> _Exercise aim_
Determine the number of lines containing the word "FTSE". Reply with it and nothing else.

-=-=-=-=-

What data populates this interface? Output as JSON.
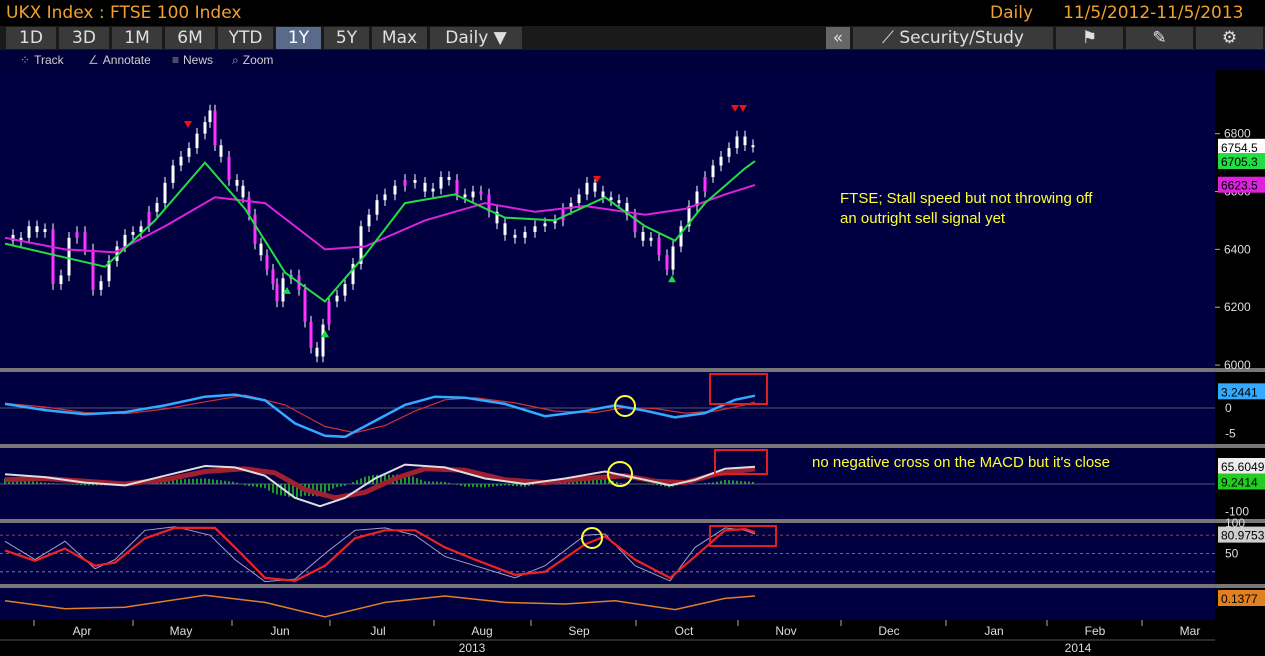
{
  "header": {
    "title": "UKX Index : FTSE 100 Index",
    "period": "Daily",
    "date_range": "11/5/2012-11/5/2013"
  },
  "toolbar": {
    "ranges": [
      "1D",
      "3D",
      "1M",
      "6M",
      "YTD",
      "1Y",
      "5Y",
      "Max"
    ],
    "active_range": "1Y",
    "frequency": "Daily",
    "collapse_label": "«",
    "security_study_label": "Security/Study",
    "chevron": "▼",
    "icons": [
      "flag-icon",
      "edit-icon",
      "gear-icon"
    ]
  },
  "subtoolbar": {
    "track": "Track",
    "annotate": "Annotate",
    "news": "News",
    "zoom": "Zoom"
  },
  "annotations": {
    "main_line1": "FTSE; Stall speed but not throwing off",
    "main_line2": "an outright sell signal yet",
    "macd_note": "no negative cross on the MACD but it's close"
  },
  "colors": {
    "panel_bg": "#000040",
    "price_up": "#ffffff",
    "price_highlight": "#ff33ff",
    "ma_fast": "#22dd44",
    "ma_slow": "#dd22dd",
    "macd_blue": "#33aaff",
    "signal_red": "#d03030",
    "note_yellow": "#ffff33",
    "stoch_red": "#ee2222",
    "orange": "#e08020"
  },
  "chart_data": [
    {
      "type": "line",
      "panel": "price",
      "x_ticks": [
        "Apr",
        "May",
        "Jun",
        "Jul",
        "Aug",
        "Sep",
        "Oct",
        "Nov",
        "Dec",
        "Jan",
        "Feb",
        "Mar"
      ],
      "x_years": [
        "2013",
        "2014"
      ],
      "y_ticks": [
        6000,
        6200,
        6400,
        6600,
        6800
      ],
      "ylim": [
        5990,
        7020
      ],
      "price_points": [
        [
          0,
          6450
        ],
        [
          8,
          6430
        ],
        [
          16,
          6440
        ],
        [
          24,
          6480
        ],
        [
          32,
          6460
        ],
        [
          40,
          6470
        ],
        [
          48,
          6280
        ],
        [
          56,
          6310
        ],
        [
          64,
          6440
        ],
        [
          72,
          6460
        ],
        [
          80,
          6400
        ],
        [
          88,
          6260
        ],
        [
          96,
          6290
        ],
        [
          104,
          6360
        ],
        [
          112,
          6410
        ],
        [
          120,
          6450
        ],
        [
          128,
          6460
        ],
        [
          136,
          6480
        ],
        [
          144,
          6530
        ],
        [
          152,
          6560
        ],
        [
          160,
          6630
        ],
        [
          168,
          6690
        ],
        [
          176,
          6720
        ],
        [
          184,
          6750
        ],
        [
          192,
          6800
        ],
        [
          200,
          6840
        ],
        [
          205,
          6880
        ],
        [
          210,
          6760
        ],
        [
          216,
          6720
        ],
        [
          224,
          6640
        ],
        [
          232,
          6620
        ],
        [
          238,
          6580
        ],
        [
          244,
          6520
        ],
        [
          250,
          6420
        ],
        [
          256,
          6380
        ],
        [
          262,
          6330
        ],
        [
          268,
          6280
        ],
        [
          272,
          6220
        ],
        [
          278,
          6300
        ],
        [
          286,
          6310
        ],
        [
          294,
          6260
        ],
        [
          300,
          6150
        ],
        [
          306,
          6060
        ],
        [
          312,
          6030
        ],
        [
          318,
          6140
        ],
        [
          324,
          6220
        ],
        [
          332,
          6240
        ],
        [
          340,
          6280
        ],
        [
          348,
          6350
        ],
        [
          356,
          6480
        ],
        [
          364,
          6520
        ],
        [
          372,
          6570
        ],
        [
          380,
          6590
        ],
        [
          390,
          6620
        ],
        [
          400,
          6640
        ],
        [
          410,
          6630
        ],
        [
          420,
          6600
        ],
        [
          428,
          6610
        ],
        [
          436,
          6650
        ],
        [
          444,
          6640
        ],
        [
          452,
          6590
        ],
        [
          460,
          6580
        ],
        [
          468,
          6600
        ],
        [
          476,
          6590
        ],
        [
          484,
          6530
        ],
        [
          492,
          6490
        ],
        [
          500,
          6450
        ],
        [
          510,
          6440
        ],
        [
          520,
          6460
        ],
        [
          530,
          6480
        ],
        [
          540,
          6490
        ],
        [
          550,
          6500
        ],
        [
          558,
          6540
        ],
        [
          566,
          6560
        ],
        [
          574,
          6590
        ],
        [
          582,
          6630
        ],
        [
          590,
          6600
        ],
        [
          598,
          6580
        ],
        [
          606,
          6570
        ],
        [
          614,
          6560
        ],
        [
          622,
          6520
        ],
        [
          630,
          6460
        ],
        [
          638,
          6430
        ],
        [
          646,
          6440
        ],
        [
          654,
          6380
        ],
        [
          662,
          6330
        ],
        [
          668,
          6410
        ],
        [
          676,
          6480
        ],
        [
          684,
          6550
        ],
        [
          692,
          6600
        ],
        [
          700,
          6650
        ],
        [
          708,
          6690
        ],
        [
          716,
          6720
        ],
        [
          724,
          6750
        ],
        [
          732,
          6790
        ],
        [
          740,
          6760
        ],
        [
          748,
          6755
        ]
      ],
      "series": [
        {
          "name": "6754.5",
          "value": 6754.5
        },
        {
          "name": "6705.3",
          "value": 6705.3
        },
        {
          "name": "6623.5",
          "value": 6623.5
        }
      ],
      "ma_fast_points": [
        [
          0,
          6420
        ],
        [
          50,
          6380
        ],
        [
          100,
          6340
        ],
        [
          150,
          6500
        ],
        [
          200,
          6700
        ],
        [
          240,
          6540
        ],
        [
          280,
          6320
        ],
        [
          320,
          6220
        ],
        [
          360,
          6380
        ],
        [
          400,
          6560
        ],
        [
          450,
          6590
        ],
        [
          500,
          6510
        ],
        [
          550,
          6500
        ],
        [
          600,
          6580
        ],
        [
          640,
          6480
        ],
        [
          670,
          6430
        ],
        [
          700,
          6560
        ],
        [
          740,
          6680
        ],
        [
          750,
          6705
        ]
      ],
      "ma_slow_points": [
        [
          0,
          6440
        ],
        [
          60,
          6400
        ],
        [
          110,
          6390
        ],
        [
          160,
          6480
        ],
        [
          210,
          6580
        ],
        [
          260,
          6560
        ],
        [
          320,
          6400
        ],
        [
          360,
          6410
        ],
        [
          420,
          6500
        ],
        [
          480,
          6560
        ],
        [
          530,
          6530
        ],
        [
          580,
          6550
        ],
        [
          640,
          6520
        ],
        [
          680,
          6540
        ],
        [
          720,
          6590
        ],
        [
          750,
          6623
        ]
      ],
      "signal_markers": [
        {
          "type": "down",
          "x": 183,
          "y": 6830
        },
        {
          "type": "up",
          "x": 282,
          "y": 6260
        },
        {
          "type": "up",
          "x": 320,
          "y": 6110
        },
        {
          "type": "down",
          "x": 592,
          "y": 6640
        },
        {
          "type": "up",
          "x": 667,
          "y": 6300
        },
        {
          "type": "down",
          "x": 730,
          "y": 6885
        },
        {
          "type": "down",
          "x": 738,
          "y": 6885
        }
      ]
    },
    {
      "type": "line",
      "panel": "macd",
      "y_ticks": [
        0,
        -5
      ],
      "ylim": [
        -7,
        7
      ],
      "series": [
        {
          "name": "3.2441",
          "value": 3.2441
        }
      ],
      "macd_points": [
        [
          0,
          0.8
        ],
        [
          40,
          -0.4
        ],
        [
          80,
          -1.2
        ],
        [
          120,
          -0.8
        ],
        [
          160,
          0.5
        ],
        [
          200,
          2.2
        ],
        [
          230,
          2.6
        ],
        [
          260,
          1.5
        ],
        [
          290,
          -3.0
        ],
        [
          320,
          -5.4
        ],
        [
          340,
          -5.6
        ],
        [
          370,
          -2.5
        ],
        [
          400,
          0.6
        ],
        [
          430,
          2.2
        ],
        [
          460,
          2.0
        ],
        [
          500,
          0.8
        ],
        [
          540,
          -1.6
        ],
        [
          580,
          -0.6
        ],
        [
          610,
          0.5
        ],
        [
          640,
          -0.5
        ],
        [
          670,
          -1.8
        ],
        [
          700,
          -1.0
        ],
        [
          730,
          1.6
        ],
        [
          750,
          2.4
        ]
      ],
      "signal_points": [
        [
          0,
          0.9
        ],
        [
          40,
          0.2
        ],
        [
          80,
          -0.9
        ],
        [
          120,
          -1.1
        ],
        [
          160,
          -0.2
        ],
        [
          200,
          1.2
        ],
        [
          240,
          2.5
        ],
        [
          280,
          0.6
        ],
        [
          320,
          -3.6
        ],
        [
          350,
          -4.8
        ],
        [
          380,
          -3.4
        ],
        [
          410,
          -0.6
        ],
        [
          440,
          1.6
        ],
        [
          470,
          2.0
        ],
        [
          510,
          1.0
        ],
        [
          550,
          -0.6
        ],
        [
          590,
          -0.9
        ],
        [
          620,
          0.1
        ],
        [
          650,
          -0.1
        ],
        [
          680,
          -1.0
        ],
        [
          710,
          -0.6
        ],
        [
          740,
          0.6
        ],
        [
          750,
          1.2
        ]
      ],
      "marker": "circle"
    },
    {
      "type": "area",
      "panel": "histogram",
      "y_ticks": [
        0,
        -100
      ],
      "ylim": [
        -130,
        130
      ],
      "series": [
        {
          "name": "65.6049",
          "value": 65.6049
        },
        {
          "name": "9.2414",
          "value": 9.2414
        }
      ],
      "line_a": [
        [
          0,
          35
        ],
        [
          40,
          25
        ],
        [
          80,
          5
        ],
        [
          120,
          -5
        ],
        [
          160,
          30
        ],
        [
          200,
          65
        ],
        [
          230,
          60
        ],
        [
          260,
          30
        ],
        [
          290,
          -50
        ],
        [
          315,
          -80
        ],
        [
          340,
          -50
        ],
        [
          370,
          20
        ],
        [
          400,
          70
        ],
        [
          440,
          60
        ],
        [
          480,
          20
        ],
        [
          520,
          0
        ],
        [
          560,
          20
        ],
        [
          600,
          45
        ],
        [
          640,
          15
        ],
        [
          665,
          -5
        ],
        [
          690,
          15
        ],
        [
          720,
          55
        ],
        [
          750,
          62
        ]
      ],
      "line_b": [
        [
          0,
          15
        ],
        [
          40,
          20
        ],
        [
          80,
          10
        ],
        [
          120,
          0
        ],
        [
          160,
          15
        ],
        [
          200,
          45
        ],
        [
          240,
          55
        ],
        [
          270,
          40
        ],
        [
          300,
          -20
        ],
        [
          330,
          -50
        ],
        [
          360,
          -30
        ],
        [
          390,
          20
        ],
        [
          420,
          55
        ],
        [
          460,
          50
        ],
        [
          500,
          15
        ],
        [
          540,
          5
        ],
        [
          580,
          20
        ],
        [
          620,
          30
        ],
        [
          650,
          10
        ],
        [
          680,
          5
        ],
        [
          710,
          35
        ],
        [
          740,
          50
        ],
        [
          750,
          55
        ]
      ]
    },
    {
      "type": "line",
      "panel": "stochastic",
      "y_ticks": [
        100,
        50
      ],
      "ylim": [
        0,
        100
      ],
      "series": [
        {
          "name": "80.9753",
          "value": 80.9753
        }
      ],
      "red_points": [
        [
          0,
          55
        ],
        [
          30,
          38
        ],
        [
          60,
          58
        ],
        [
          90,
          30
        ],
        [
          110,
          35
        ],
        [
          140,
          75
        ],
        [
          170,
          92
        ],
        [
          210,
          92
        ],
        [
          230,
          60
        ],
        [
          260,
          10
        ],
        [
          290,
          5
        ],
        [
          320,
          30
        ],
        [
          350,
          75
        ],
        [
          380,
          88
        ],
        [
          410,
          88
        ],
        [
          440,
          60
        ],
        [
          470,
          40
        ],
        [
          510,
          15
        ],
        [
          540,
          20
        ],
        [
          580,
          65
        ],
        [
          600,
          78
        ],
        [
          630,
          40
        ],
        [
          665,
          10
        ],
        [
          690,
          45
        ],
        [
          720,
          88
        ],
        [
          740,
          90
        ],
        [
          750,
          85
        ]
      ],
      "gray_points": [
        [
          0,
          70
        ],
        [
          30,
          40
        ],
        [
          60,
          70
        ],
        [
          90,
          25
        ],
        [
          110,
          40
        ],
        [
          140,
          88
        ],
        [
          170,
          94
        ],
        [
          205,
          80
        ],
        [
          230,
          40
        ],
        [
          260,
          4
        ],
        [
          290,
          8
        ],
        [
          320,
          50
        ],
        [
          350,
          88
        ],
        [
          380,
          92
        ],
        [
          410,
          80
        ],
        [
          440,
          45
        ],
        [
          470,
          30
        ],
        [
          510,
          10
        ],
        [
          540,
          30
        ],
        [
          580,
          80
        ],
        [
          600,
          82
        ],
        [
          630,
          30
        ],
        [
          665,
          5
        ],
        [
          690,
          60
        ],
        [
          720,
          92
        ],
        [
          740,
          88
        ],
        [
          750,
          82
        ]
      ]
    },
    {
      "type": "line",
      "panel": "oscillator",
      "series": [
        {
          "name": "0.1377",
          "value": 0.1377
        }
      ],
      "ylim": [
        -1,
        1
      ],
      "points": [
        [
          0,
          0.2
        ],
        [
          60,
          -0.3
        ],
        [
          120,
          -0.2
        ],
        [
          200,
          0.55
        ],
        [
          260,
          0.1
        ],
        [
          320,
          -0.8
        ],
        [
          380,
          0.1
        ],
        [
          440,
          0.5
        ],
        [
          500,
          0.1
        ],
        [
          560,
          0.0
        ],
        [
          610,
          0.2
        ],
        [
          670,
          -0.35
        ],
        [
          720,
          0.35
        ],
        [
          750,
          0.5
        ]
      ]
    }
  ]
}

-=-=-=-=-

> _Full solution_
2